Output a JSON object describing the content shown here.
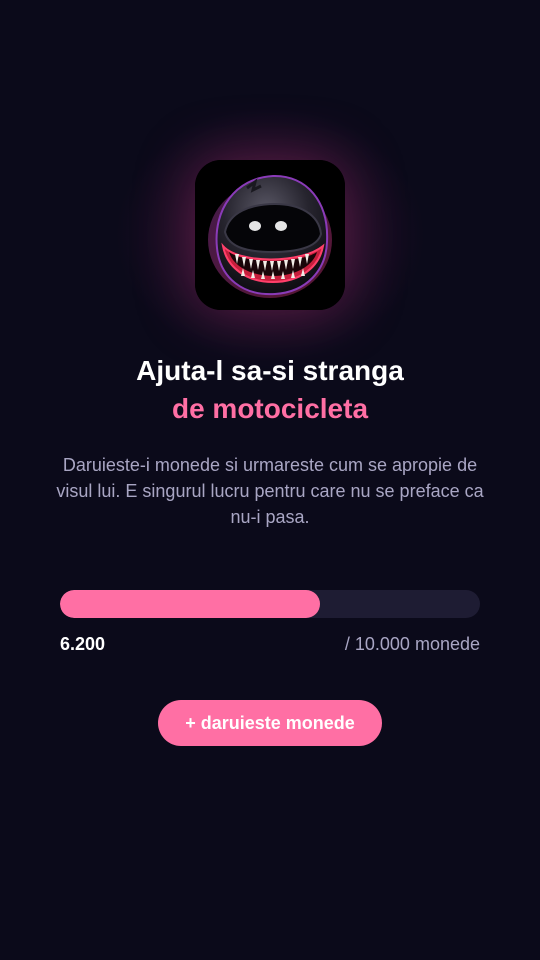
{
  "header": {
    "avatar_icon": "helmet-monster-icon",
    "title_line1": "Ajuta-l sa-si stranga",
    "title_line2": "de motocicleta"
  },
  "description": "Daruieste-i monede si urmareste cum se apropie de visul lui. E singurul lucru pentru care nu se preface ca nu-i pasa.",
  "progress": {
    "current": 6200,
    "goal": 10000,
    "current_label": "6.200",
    "goal_label": "/ 10.000 monede"
  },
  "cta": {
    "label": "+ daruieste monede"
  },
  "colors": {
    "background": "#0b0a1a",
    "accent": "#ff6fa4",
    "track": "#1e1c33",
    "muted_text": "#a9a6c4"
  }
}
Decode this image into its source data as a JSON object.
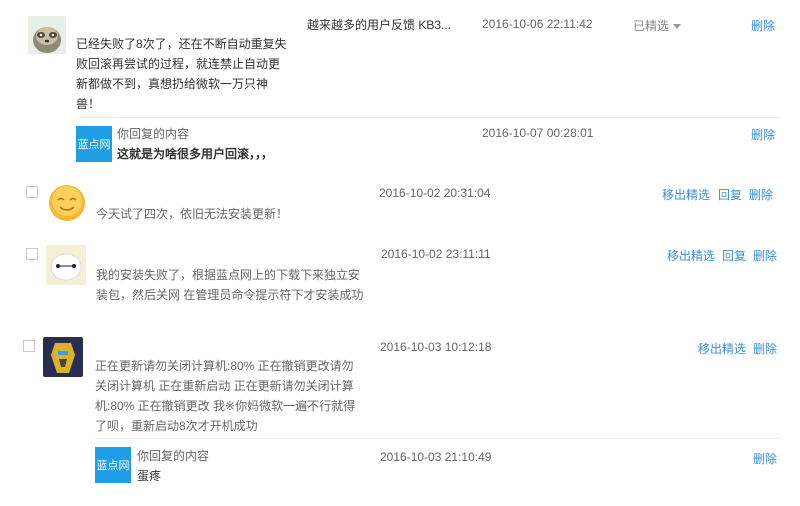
{
  "comments": [
    {
      "title": "越来越多的用户反馈 KB3...",
      "time": "2016-10-06 22:11:42",
      "status": "已精选",
      "text": "已经失败了8次了，还在不断自动重复失败回滚再尝试的过程，就连禁止自动更新都做不到，真想扔给微软一万只神兽！",
      "actions": [
        "删除"
      ],
      "reply": {
        "logo": "蓝点网",
        "label": "你回复的内容",
        "text": "这就是为啥很多用户回滚，，，",
        "time": "2016-10-07 00:28:01",
        "action": "删除"
      }
    },
    {
      "time": "2016-10-02 20:31:04",
      "text": "今天试了四次，依旧无法安装更新！",
      "actions": [
        "移出精选",
        "回复",
        "删除"
      ]
    },
    {
      "time": "2016-10-02 23:11:11",
      "text": "我的安装失败了，根据蓝点网上的下载下来独立安装包，然后关网 在管理员命令提示符下才安装成功",
      "actions": [
        "移出精选",
        "回复",
        "删除"
      ]
    },
    {
      "time": "2016-10-03 10:12:18",
      "text": "正在更新请勿关闭计算机:80% 正在撤销更改请勿关闭计算机 正在重新启动 正在更新请勿关闭计算机:80% 正在撤销更改 我※你妈微软一遍不行就得了呗，重新启动8次才开机成功",
      "actions": [
        "移出精选",
        "删除"
      ],
      "reply": {
        "logo": "蓝点网",
        "label": "你回复的内容",
        "text": "蛋疼",
        "time": "2016-10-03 21:10:49",
        "action": "删除"
      }
    }
  ],
  "colors": {
    "link": "#3b8fd9",
    "logo_bg": "#1f9ee6"
  },
  "icons": {
    "avatar0": "sloth-avatar",
    "avatar1": "smiley-avatar",
    "avatar2": "robot-avatar",
    "avatar3": "transformer-avatar"
  }
}
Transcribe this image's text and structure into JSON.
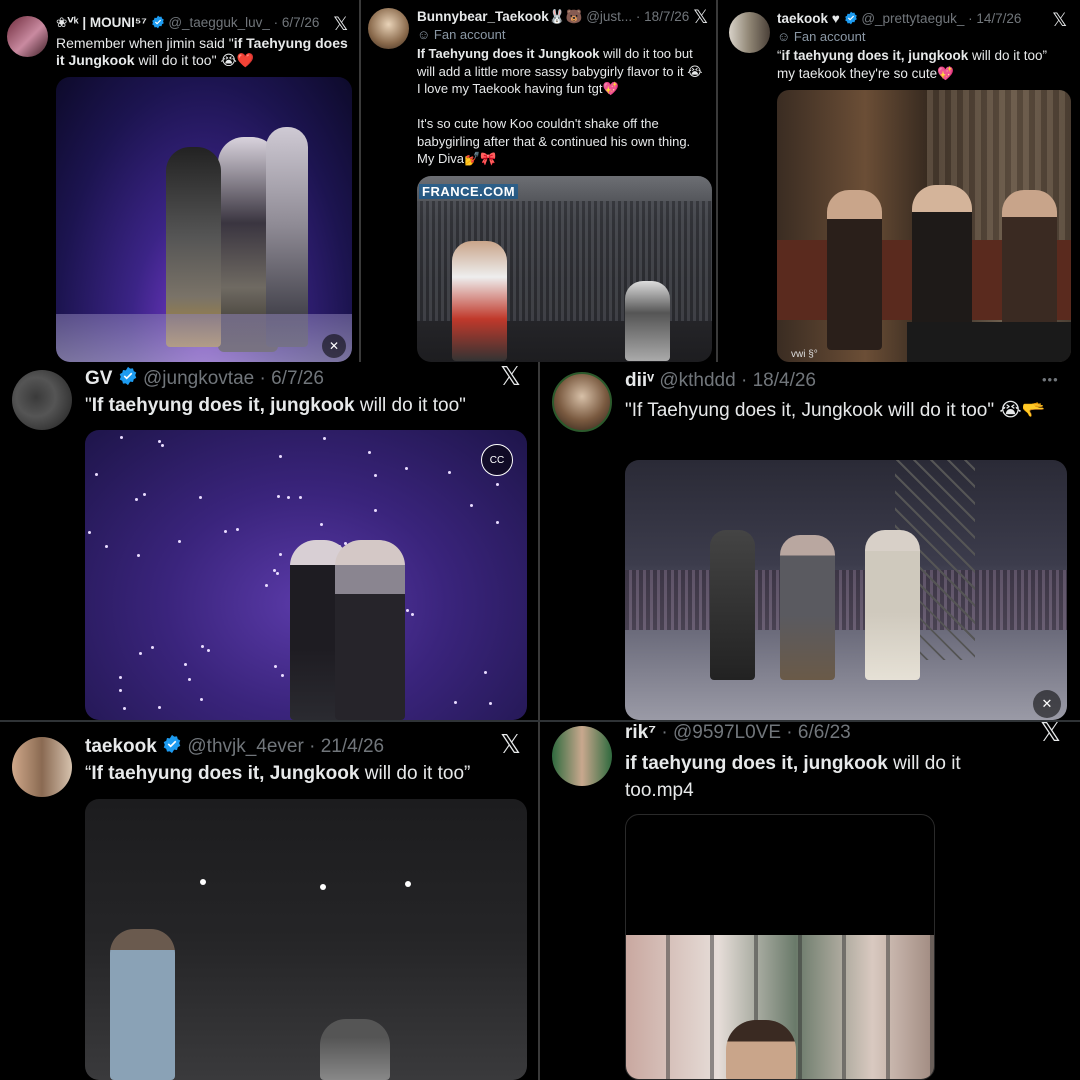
{
  "tweets": [
    {
      "name": "❀ⱽᵏ | MOUNI⁵⁷",
      "handle": "@_taegguk_luv_",
      "date": "· 6/7/26",
      "body_pre": "Remember when jimin said \"",
      "body_bold": "if Taehyung does it Jungkook",
      "body_post": " will do it too\" 😭❤️"
    },
    {
      "name": "Bunnybear_Taekook🐰🐻",
      "handle": "@just...",
      "date": "· 18/7/26",
      "fan_label": "Fan account",
      "body_bold": "If Taehyung does it Jungkook",
      "body_post": " will do it too but will add a little more sassy babygirly flavor to it 😭 I love my Taekook having fun tgt💖",
      "body_para2": "It's so cute how Koo couldn't shake off the babygirling after that & continued his own thing. My Diva💅🎀",
      "watermark": "FRANCE.COM"
    },
    {
      "name": "taekook ♥",
      "handle": "@_prettytaeguk_",
      "date": "· 14/7/26",
      "fan_label": "Fan account",
      "body_pre": "“",
      "body_bold": "if taehyung does it, jungkook",
      "body_post": " will do it too”",
      "body_line2": "my taekook they're so cute💖",
      "watermark": "vwi §°"
    },
    {
      "name": "GV",
      "handle": "@jungkovtae",
      "date": "· 6/7/26",
      "body_pre": "\"",
      "body_bold": "If taehyung does it, jungkook",
      "body_post": " will do it too\""
    },
    {
      "name": "diiᵛ",
      "handle": "@kthddd",
      "date": "· 18/4/26",
      "body": "\"If Taehyung does it, Jungkook will do it too\" 😭🫳",
      "more": "•••"
    },
    {
      "name": "taekook",
      "handle": "@thvjk_4ever",
      "date": "· 21/4/26",
      "body_pre": "“",
      "body_bold": "If taehyung does it, Jungkook",
      "body_post": " will do it too”"
    },
    {
      "name": "rik⁷",
      "handle": "· @9597L0VE",
      "date": "· 6/6/23",
      "body_bold": "if taehyung does it, jungkook",
      "body_post": " will do it too.mp4"
    }
  ],
  "icons": {
    "x_logo": "𝕏",
    "verified_color": "#1d9bf0",
    "mute": "mute-icon",
    "cc": "CC"
  },
  "colors": {
    "bg": "#000000",
    "text": "#e7e9ea",
    "muted": "#71767b",
    "concert_purple": "#4b2f8f"
  }
}
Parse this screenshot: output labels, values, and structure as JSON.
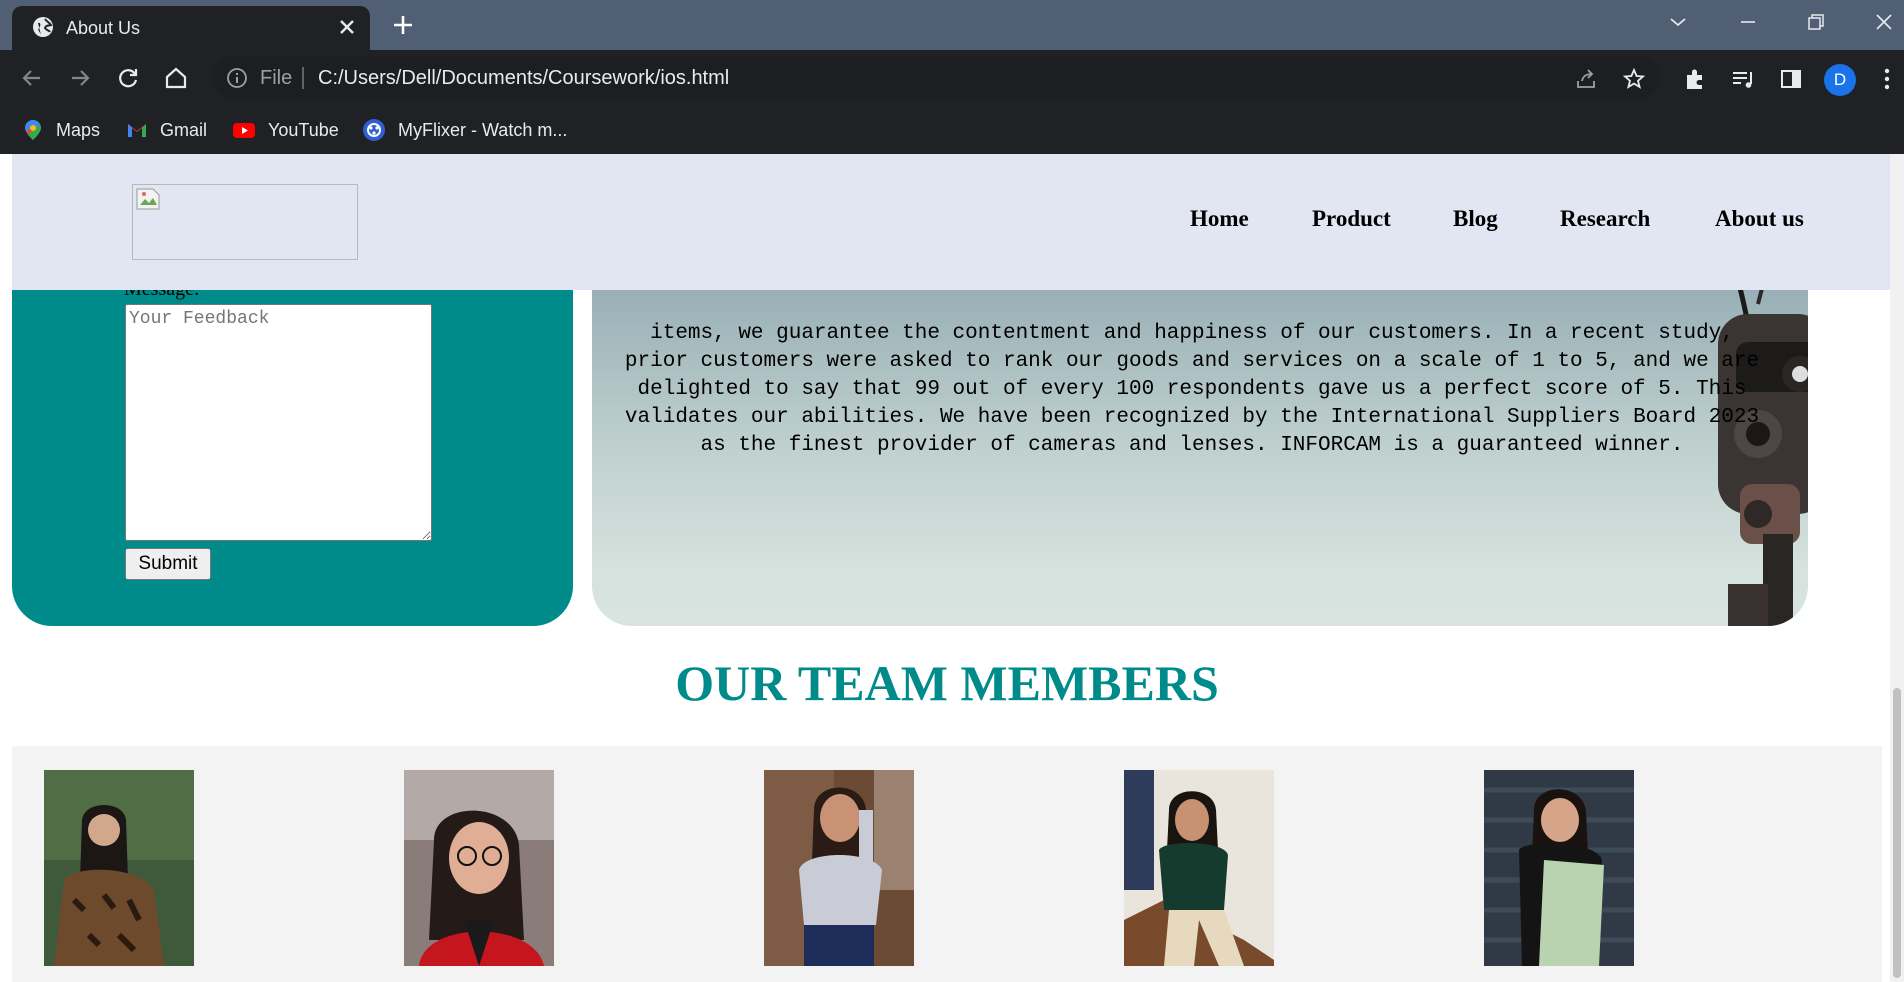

————

- [WHAT YOU WILL DO]: Without the pictures, extract every entry verbatim.

- [SOLUTION TO THE PROBLEM]:
Output a JSON object describing the content shown here.
{
  "header": {
    "avatar_icon": "helmet-monster-icon",
    "title_line1": "Ajuta-l sa-si stranga",
    "title_line2": "de motocicleta"
  },
  "description": "Daruieste-i monede si urmareste cum se apropie de visul lui. E singurul lucru pentru care nu se preface ca nu-i pasa.",
  "progress": {
    "current": 6200,
    "goal": 10000,
    "current_label": "6.200",
    "goal_label": "/ 10.000 monede"
  },
  "cta": {
    "label": "+ daruieste monede"
  },
  "colors": {
    "background": "#0b0a1a",
    "accent": "#ff6fa4",
    "track": "#1e1c33",
    "muted_text": "#a9a6c4"
  }
}
Decode this image into its source data as a JSON object.
{
  "comments": [
    {
      "title": "越来越多的用户反馈 KB3...",
      "time": "2016-10-06 22:11:42",
      "status": "已精选",
      "text": "已经失败了8次了，还在不断自动重复失败回滚再尝试的过程，就连禁止自动更新都做不到，真想扔给微软一万只神兽！",
      "actions": [
        "删除"
      ],
      "reply": {
        "logo": "蓝点网",
        "label": "你回复的内容",
        "text": "这就是为啥很多用户回滚，，，",
        "time": "2016-10-07 00:28:01",
        "action": "删除"
      }
    },
    {
      "time": "2016-10-02 20:31:04",
      "text": "今天试了四次，依旧无法安装更新！",
      "actions": [
        "移出精选",
        "回复",
        "删除"
      ]
    },
    {
      "time": "2016-10-02 23:11:11",
      "text": "我的安装失败了，根据蓝点网上的下载下来独立安装包，然后关网 在管理员命令提示符下才安装成功",
      "actions": [
        "移出精选",
        "回复",
        "删除"
      ]
    },
    {
      "time": "2016-10-03 10:12:18",
      "text": "正在更新请勿关闭计算机:80% 正在撤销更改请勿关闭计算机 正在重新启动 正在更新请勿关闭计算机:80% 正在撤销更改 我※你妈微软一遍不行就得了呗，重新启动8次才开机成功",
      "actions": [
        "移出精选",
        "删除"
      ],
      "reply": {
        "logo": "蓝点网",
        "label": "你回复的内容",
        "text": "蛋疼",
        "time": "2016-10-03 21:10:49",
        "action": "删除"
      }
    }
  ],
  "colors": {
    "link": "#3b8fd9",
    "logo_bg": "#1f9ee6"
  },
  "icons": {
    "avatar0": "sloth-avatar",
    "avatar1": "smiley-avatar",
    "avatar2": "robot-avatar",
    "avatar3": "transformer-avatar"
  }
}
Transcribe this image's text and structure into JSON.
{
  "tweets": [
    {
      "name": "❀ⱽᵏ | MOUNI⁵⁷",
      "handle": "@_taegguk_luv_",
      "date": "· 6/7/26",
      "body_pre": "Remember when jimin said \"",
      "body_bold": "if Taehyung does it Jungkook",
      "body_post": " will do it too\" 😭❤️"
    },
    {
      "name": "Bunnybear_Taekook🐰🐻",
      "handle": "@just...",
      "date": "· 18/7/26",
      "fan_label": "Fan account",
      "body_bold": "If Taehyung does it Jungkook",
      "body_post": " will do it too but will add a little more sassy babygirly flavor to it 😭 I love my Taekook having fun tgt💖",
      "body_para2": "It's so cute how Koo couldn't shake off the babygirling after that & continued his own thing. My Diva💅🎀",
      "watermark": "FRANCE.COM"
    },
    {
      "name": "taekook ♥",
      "handle": "@_prettytaeguk_",
      "date": "· 14/7/26",
      "fan_label": "Fan account",
      "body_pre": "“",
      "body_bold": "if taehyung does it, jungkook",
      "body_post": " will do it too”",
      "body_line2": "my taekook they're so cute💖",
      "watermark": "vwi §°"
    },
    {
      "name": "GV",
      "handle": "@jungkovtae",
      "date": "· 6/7/26",
      "body_pre": "\"",
      "body_bold": "If taehyung does it, jungkook",
      "body_post": " will do it too\""
    },
    {
      "name": "diiᵛ",
      "handle": "@kthddd",
      "date": "· 18/4/26",
      "body": "\"If Taehyung does it, Jungkook will do it too\" 😭🫳",
      "more": "•••"
    },
    {
      "name": "taekook",
      "handle": "@thvjk_4ever",
      "date": "· 21/4/26",
      "body_pre": "“",
      "body_bold": "If taehyung does it, Jungkook",
      "body_post": " will do it too”"
    },
    {
      "name": "rik⁷",
      "handle": "· @9597L0VE",
      "date": "· 6/6/23",
      "body_bold": "if taehyung does it, jungkook",
      "body_post": " will do it too.mp4"
    }
  ],
  "icons": {
    "x_logo": "𝕏",
    "verified_color": "#1d9bf0",
    "mute": "mute-icon",
    "cc": "CC"
  },
  "colors": {
    "bg": "#000000",
    "text": "#e7e9ea",
    "muted": "#71767b",
    "concert_purple": "#4b2f8f"
  }
}
Parse this screenshot: output labels, values, and structure as JSON.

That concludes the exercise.